[Extracted records]

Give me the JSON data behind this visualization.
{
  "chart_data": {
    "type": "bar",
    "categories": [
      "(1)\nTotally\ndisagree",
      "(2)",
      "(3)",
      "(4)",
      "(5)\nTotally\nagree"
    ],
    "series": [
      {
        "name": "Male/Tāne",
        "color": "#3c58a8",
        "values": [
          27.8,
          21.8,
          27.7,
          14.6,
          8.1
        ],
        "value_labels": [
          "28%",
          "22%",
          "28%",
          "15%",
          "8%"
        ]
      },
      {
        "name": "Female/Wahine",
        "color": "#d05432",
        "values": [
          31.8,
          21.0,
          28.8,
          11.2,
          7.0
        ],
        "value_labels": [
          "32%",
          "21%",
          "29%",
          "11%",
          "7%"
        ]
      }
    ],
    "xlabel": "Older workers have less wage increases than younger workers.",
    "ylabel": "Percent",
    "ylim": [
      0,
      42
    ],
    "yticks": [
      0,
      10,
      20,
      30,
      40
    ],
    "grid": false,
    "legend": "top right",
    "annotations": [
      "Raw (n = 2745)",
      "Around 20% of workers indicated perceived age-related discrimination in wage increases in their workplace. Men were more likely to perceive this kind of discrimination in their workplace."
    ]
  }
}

-- What is needed --
Transcribe every entry exactly, omitting nothing.

-- Response --
Give me the JSON data behind this visualization.
{
  "chart_data": {
    "type": "bar",
    "categories": [
      "(1)\nTotally\ndisagree",
      "(2)",
      "(3)",
      "(4)",
      "(5)\nTotally\nagree"
    ],
    "series": [
      {
        "name": "Male/Tāne",
        "color": "#3c58a8",
        "values": [
          27.8,
          21.8,
          27.7,
          14.6,
          8.1
        ],
        "value_labels": [
          "28%",
          "22%",
          "28%",
          "15%",
          "8%"
        ]
      },
      {
        "name": "Female/Wahine",
        "color": "#d05432",
        "values": [
          31.8,
          21.0,
          28.8,
          11.2,
          7.0
        ],
        "value_labels": [
          "32%",
          "21%",
          "29%",
          "11%",
          "7%"
        ]
      }
    ],
    "xlabel": "Older workers have less wage increases than younger workers.",
    "ylabel": "Percent",
    "ylim": [
      0,
      42
    ],
    "yticks": [
      0,
      10,
      20,
      30,
      40
    ],
    "grid": false,
    "legend": "top right",
    "annotations": [
      "Raw (n = 2745)",
      "Around 20% of workers indicated perceived age-related discrimination in wage increases in their workplace. Men were more likely to perceive this kind of discrimination in their workplace."
    ]
  }
}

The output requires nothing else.